WORK TO COMPLETE »
Reproduce the listing verbatim.

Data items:
====
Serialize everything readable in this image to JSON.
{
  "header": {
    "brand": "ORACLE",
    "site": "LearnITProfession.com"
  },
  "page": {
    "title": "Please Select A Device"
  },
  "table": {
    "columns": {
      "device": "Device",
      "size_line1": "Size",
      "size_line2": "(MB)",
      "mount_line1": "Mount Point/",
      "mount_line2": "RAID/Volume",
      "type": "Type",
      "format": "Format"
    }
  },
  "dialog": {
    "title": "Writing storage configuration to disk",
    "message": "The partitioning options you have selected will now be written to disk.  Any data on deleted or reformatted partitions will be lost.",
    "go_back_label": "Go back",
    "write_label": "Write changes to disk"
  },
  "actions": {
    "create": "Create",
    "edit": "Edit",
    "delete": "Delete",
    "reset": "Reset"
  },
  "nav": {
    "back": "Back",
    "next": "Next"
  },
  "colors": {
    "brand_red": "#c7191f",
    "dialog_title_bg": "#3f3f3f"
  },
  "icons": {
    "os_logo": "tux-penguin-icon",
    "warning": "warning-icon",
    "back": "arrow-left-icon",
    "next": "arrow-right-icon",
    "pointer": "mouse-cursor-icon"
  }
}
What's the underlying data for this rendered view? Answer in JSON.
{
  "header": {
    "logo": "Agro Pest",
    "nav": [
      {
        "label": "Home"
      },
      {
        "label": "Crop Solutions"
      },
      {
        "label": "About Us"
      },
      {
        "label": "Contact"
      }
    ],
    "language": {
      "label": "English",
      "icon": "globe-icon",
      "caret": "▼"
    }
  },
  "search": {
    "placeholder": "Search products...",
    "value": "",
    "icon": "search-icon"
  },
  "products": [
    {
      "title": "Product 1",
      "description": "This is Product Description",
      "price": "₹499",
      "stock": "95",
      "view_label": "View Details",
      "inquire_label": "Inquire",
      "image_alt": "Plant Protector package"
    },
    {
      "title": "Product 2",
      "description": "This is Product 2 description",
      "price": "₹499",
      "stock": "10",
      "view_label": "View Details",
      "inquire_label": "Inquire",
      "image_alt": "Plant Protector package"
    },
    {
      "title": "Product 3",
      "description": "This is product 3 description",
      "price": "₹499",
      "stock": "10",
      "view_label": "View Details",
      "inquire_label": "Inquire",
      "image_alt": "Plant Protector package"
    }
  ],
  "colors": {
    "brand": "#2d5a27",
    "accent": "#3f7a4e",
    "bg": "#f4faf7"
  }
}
====
SOLUTION »
Serialize everything readable in this image to JSON.
{
  "header": {
    "brand": "ORACLE",
    "site": "LearnITProfession.com"
  },
  "page": {
    "title": "Please Select A Device"
  },
  "table": {
    "columns": {
      "device": "Device",
      "size_line1": "Size",
      "size_line2": "(MB)",
      "mount_line1": "Mount Point/",
      "mount_line2": "RAID/Volume",
      "type": "Type",
      "format": "Format"
    }
  },
  "dialog": {
    "title": "Writing storage configuration to disk",
    "message": "The partitioning options you have selected will now be written to disk.  Any data on deleted or reformatted partitions will be lost.",
    "go_back_label": "Go back",
    "write_label": "Write changes to disk"
  },
  "actions": {
    "create": "Create",
    "edit": "Edit",
    "delete": "Delete",
    "reset": "Reset"
  },
  "nav": {
    "back": "Back",
    "next": "Next"
  },
  "colors": {
    "brand_red": "#c7191f",
    "dialog_title_bg": "#3f3f3f"
  },
  "icons": {
    "os_logo": "tux-penguin-icon",
    "warning": "warning-icon",
    "back": "arrow-left-icon",
    "next": "arrow-right-icon",
    "pointer": "mouse-cursor-icon"
  }
}
What's the underlying data for this rendered view? Answer in JSON.
{
  "header": {
    "logo": "Agro Pest",
    "nav": [
      {
        "label": "Home"
      },
      {
        "label": "Crop Solutions"
      },
      {
        "label": "About Us"
      },
      {
        "label": "Contact"
      }
    ],
    "language": {
      "label": "English",
      "icon": "globe-icon",
      "caret": "▼"
    }
  },
  "search": {
    "placeholder": "Search products...",
    "value": "",
    "icon": "search-icon"
  },
  "products": [
    {
      "title": "Product 1",
      "description": "This is Product Description",
      "price": "₹499",
      "stock": "95",
      "view_label": "View Details",
      "inquire_label": "Inquire",
      "image_alt": "Plant Protector package"
    },
    {
      "title": "Product 2",
      "description": "This is Product 2 description",
      "price": "₹499",
      "stock": "10",
      "view_label": "View Details",
      "inquire_label": "Inquire",
      "image_alt": "Plant Protector package"
    },
    {
      "title": "Product 3",
      "description": "This is product 3 description",
      "price": "₹499",
      "stock": "10",
      "view_label": "View Details",
      "inquire_label": "Inquire",
      "image_alt": "Plant Protector package"
    }
  ],
  "colors": {
    "brand": "#2d5a27",
    "accent": "#3f7a4e",
    "bg": "#f4faf7"
  }
}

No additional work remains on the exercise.